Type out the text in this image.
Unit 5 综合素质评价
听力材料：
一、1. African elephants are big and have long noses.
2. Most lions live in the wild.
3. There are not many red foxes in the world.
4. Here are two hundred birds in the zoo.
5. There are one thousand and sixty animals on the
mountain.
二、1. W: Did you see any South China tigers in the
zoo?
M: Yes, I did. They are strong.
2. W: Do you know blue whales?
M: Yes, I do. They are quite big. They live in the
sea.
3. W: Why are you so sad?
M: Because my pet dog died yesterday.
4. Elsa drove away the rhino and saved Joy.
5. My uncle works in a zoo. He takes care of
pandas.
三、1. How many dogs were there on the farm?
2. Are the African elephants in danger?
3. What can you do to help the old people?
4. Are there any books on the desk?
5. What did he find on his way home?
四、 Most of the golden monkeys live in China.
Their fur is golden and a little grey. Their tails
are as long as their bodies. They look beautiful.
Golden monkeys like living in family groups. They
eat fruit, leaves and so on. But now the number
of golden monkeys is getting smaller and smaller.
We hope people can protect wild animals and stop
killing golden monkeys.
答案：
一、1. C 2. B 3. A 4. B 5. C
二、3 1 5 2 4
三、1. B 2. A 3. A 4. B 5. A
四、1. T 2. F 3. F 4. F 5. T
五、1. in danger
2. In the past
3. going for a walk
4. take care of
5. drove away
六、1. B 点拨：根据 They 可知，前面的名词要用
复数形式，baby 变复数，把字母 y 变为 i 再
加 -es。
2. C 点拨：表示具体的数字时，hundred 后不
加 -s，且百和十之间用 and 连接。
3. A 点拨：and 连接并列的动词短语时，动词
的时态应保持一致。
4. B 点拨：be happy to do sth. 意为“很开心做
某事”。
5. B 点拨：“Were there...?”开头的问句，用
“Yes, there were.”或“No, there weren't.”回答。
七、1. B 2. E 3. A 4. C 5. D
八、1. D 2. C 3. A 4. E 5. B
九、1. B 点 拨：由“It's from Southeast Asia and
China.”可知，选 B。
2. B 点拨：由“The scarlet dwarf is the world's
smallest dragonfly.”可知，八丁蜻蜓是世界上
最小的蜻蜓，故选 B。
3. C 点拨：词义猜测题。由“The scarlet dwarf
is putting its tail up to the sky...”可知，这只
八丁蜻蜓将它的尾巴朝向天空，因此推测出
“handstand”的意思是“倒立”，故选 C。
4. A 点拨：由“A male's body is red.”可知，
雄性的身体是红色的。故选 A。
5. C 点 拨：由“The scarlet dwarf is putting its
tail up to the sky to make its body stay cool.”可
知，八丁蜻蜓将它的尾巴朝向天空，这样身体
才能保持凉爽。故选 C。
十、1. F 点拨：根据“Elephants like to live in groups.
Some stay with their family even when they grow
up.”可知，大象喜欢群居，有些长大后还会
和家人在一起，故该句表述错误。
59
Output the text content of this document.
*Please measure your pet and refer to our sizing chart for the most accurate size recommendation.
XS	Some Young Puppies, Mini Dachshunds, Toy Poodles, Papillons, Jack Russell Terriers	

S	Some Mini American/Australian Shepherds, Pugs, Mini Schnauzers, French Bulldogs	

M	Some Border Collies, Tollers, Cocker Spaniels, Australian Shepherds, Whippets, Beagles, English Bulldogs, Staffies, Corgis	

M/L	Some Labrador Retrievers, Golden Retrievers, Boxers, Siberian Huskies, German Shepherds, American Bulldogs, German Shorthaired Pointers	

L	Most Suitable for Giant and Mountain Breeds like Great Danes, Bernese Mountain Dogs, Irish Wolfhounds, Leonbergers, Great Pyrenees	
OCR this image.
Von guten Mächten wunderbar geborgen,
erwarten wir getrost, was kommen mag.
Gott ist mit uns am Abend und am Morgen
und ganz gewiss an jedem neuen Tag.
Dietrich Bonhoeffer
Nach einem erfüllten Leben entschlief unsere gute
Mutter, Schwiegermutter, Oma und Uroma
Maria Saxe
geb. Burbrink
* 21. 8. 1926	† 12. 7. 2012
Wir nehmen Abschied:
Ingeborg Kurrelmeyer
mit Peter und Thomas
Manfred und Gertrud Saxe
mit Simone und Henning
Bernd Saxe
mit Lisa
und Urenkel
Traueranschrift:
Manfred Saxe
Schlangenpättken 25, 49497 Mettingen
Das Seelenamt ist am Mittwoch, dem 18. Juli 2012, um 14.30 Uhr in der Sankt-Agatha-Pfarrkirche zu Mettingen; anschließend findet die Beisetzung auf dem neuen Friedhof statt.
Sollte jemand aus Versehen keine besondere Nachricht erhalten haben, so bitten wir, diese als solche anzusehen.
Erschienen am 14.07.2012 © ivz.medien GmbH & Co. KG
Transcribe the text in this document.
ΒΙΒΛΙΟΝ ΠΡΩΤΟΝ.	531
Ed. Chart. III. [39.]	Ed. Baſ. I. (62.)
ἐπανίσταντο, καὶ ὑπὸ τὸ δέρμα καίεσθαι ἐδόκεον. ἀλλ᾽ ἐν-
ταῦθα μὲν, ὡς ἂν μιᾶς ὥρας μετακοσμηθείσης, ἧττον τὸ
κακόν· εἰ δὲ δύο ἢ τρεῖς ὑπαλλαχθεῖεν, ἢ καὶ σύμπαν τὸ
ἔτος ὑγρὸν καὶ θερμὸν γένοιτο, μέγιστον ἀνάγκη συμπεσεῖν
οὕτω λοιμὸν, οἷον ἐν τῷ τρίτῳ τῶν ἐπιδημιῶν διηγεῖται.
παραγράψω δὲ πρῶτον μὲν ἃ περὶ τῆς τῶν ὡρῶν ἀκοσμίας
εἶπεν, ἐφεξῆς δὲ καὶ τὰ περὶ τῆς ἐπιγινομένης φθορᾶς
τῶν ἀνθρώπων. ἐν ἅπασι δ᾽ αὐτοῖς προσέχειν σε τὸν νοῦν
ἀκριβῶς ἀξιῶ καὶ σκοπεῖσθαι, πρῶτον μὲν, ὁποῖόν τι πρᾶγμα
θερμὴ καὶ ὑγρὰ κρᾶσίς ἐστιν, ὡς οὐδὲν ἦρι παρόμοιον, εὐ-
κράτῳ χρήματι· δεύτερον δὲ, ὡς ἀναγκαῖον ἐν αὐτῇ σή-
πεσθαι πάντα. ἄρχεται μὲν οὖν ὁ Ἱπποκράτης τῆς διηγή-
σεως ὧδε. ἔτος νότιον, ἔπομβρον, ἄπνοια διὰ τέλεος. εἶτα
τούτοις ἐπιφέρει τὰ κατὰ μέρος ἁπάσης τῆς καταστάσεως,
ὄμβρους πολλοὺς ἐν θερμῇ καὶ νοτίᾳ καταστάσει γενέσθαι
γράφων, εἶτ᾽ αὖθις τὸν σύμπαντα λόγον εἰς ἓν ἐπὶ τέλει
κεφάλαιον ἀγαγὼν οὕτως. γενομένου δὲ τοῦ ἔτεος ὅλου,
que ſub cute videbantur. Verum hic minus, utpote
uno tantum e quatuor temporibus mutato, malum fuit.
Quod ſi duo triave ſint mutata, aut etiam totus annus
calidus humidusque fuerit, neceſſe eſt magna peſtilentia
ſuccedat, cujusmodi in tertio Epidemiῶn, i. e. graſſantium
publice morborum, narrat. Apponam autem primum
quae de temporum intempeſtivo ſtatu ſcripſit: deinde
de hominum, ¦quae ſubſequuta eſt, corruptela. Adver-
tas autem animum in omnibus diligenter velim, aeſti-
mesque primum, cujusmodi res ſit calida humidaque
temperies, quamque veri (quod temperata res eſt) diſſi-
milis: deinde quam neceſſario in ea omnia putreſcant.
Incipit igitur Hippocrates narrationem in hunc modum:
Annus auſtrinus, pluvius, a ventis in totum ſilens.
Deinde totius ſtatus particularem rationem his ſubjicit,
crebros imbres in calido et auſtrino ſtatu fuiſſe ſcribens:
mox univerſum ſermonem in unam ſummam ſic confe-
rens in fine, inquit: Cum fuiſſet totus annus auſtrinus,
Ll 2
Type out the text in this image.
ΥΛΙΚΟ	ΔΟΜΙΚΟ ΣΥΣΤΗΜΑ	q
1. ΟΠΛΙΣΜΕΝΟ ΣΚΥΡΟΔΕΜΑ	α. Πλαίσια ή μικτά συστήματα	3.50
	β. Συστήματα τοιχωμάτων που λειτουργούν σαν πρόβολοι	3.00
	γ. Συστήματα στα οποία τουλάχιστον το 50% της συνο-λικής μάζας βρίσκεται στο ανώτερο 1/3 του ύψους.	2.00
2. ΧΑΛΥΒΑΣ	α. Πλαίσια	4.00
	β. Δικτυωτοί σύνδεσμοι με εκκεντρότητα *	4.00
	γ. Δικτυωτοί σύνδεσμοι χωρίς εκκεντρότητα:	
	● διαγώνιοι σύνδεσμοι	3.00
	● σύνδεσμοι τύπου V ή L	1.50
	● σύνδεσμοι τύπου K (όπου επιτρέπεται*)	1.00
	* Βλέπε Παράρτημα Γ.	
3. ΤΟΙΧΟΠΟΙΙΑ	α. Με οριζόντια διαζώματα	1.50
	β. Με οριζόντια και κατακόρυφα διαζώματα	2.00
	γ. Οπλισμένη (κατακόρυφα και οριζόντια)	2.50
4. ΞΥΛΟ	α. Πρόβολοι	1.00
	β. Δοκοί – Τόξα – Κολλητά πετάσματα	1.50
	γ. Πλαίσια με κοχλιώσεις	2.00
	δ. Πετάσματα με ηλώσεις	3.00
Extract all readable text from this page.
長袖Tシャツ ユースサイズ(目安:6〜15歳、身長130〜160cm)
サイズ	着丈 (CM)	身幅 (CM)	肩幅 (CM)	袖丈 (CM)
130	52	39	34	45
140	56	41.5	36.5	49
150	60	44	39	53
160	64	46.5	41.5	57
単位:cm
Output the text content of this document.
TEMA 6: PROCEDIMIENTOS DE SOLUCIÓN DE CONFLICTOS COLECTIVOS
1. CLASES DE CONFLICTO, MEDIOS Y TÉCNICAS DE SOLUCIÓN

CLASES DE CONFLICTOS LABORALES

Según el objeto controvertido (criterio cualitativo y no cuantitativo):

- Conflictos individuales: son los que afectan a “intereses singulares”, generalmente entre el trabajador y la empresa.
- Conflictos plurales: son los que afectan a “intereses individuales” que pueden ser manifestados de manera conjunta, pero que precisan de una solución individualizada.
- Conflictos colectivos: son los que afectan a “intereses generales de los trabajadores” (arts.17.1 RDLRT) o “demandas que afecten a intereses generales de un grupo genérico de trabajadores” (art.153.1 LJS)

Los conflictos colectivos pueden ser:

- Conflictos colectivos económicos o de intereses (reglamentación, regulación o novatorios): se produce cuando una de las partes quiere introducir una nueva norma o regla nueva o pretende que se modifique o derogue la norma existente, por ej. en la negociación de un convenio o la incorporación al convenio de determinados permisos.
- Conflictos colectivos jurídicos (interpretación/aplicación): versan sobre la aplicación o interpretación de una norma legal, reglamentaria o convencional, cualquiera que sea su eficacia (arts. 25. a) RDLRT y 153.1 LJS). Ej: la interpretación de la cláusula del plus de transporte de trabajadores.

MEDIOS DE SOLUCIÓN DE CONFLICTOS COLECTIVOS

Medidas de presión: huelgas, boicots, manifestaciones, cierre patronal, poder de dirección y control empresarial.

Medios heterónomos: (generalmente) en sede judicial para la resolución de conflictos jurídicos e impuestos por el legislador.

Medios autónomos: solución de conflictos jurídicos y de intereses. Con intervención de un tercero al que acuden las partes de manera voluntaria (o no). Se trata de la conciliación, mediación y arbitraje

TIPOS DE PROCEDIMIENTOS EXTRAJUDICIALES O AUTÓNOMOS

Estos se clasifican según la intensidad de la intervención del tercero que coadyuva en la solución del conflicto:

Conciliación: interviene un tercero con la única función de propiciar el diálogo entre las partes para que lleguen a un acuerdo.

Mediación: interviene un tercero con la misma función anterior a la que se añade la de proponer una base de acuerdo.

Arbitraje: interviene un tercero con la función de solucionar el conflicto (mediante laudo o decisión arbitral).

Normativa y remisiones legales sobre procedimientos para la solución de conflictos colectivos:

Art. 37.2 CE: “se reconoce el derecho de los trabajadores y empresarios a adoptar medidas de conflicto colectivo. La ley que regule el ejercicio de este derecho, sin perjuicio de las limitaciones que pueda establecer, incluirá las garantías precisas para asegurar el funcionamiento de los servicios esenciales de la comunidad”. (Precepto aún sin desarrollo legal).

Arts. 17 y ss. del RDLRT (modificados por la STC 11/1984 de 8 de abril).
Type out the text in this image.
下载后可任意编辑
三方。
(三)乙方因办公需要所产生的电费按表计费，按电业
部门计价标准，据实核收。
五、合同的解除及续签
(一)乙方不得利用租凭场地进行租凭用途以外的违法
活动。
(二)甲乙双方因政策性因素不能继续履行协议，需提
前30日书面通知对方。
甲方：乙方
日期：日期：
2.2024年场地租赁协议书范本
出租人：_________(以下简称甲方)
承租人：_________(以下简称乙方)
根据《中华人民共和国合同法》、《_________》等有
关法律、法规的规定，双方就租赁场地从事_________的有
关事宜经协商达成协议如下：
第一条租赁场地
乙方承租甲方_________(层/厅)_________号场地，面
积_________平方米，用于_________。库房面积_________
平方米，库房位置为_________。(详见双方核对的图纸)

● ● ● ●

Set exercise
Scan the material line by line and report each one that contains "Australian".

Response
S	Some Mini American/Australian Shepherds, Pugs, Mini Schnauzers, French Bulldogs	
M	Some Border Collies, Tollers, Cocker Spaniels, Australian Shepherds, Whippets, Beagles, English Bulldogs, Staffies, Corgis	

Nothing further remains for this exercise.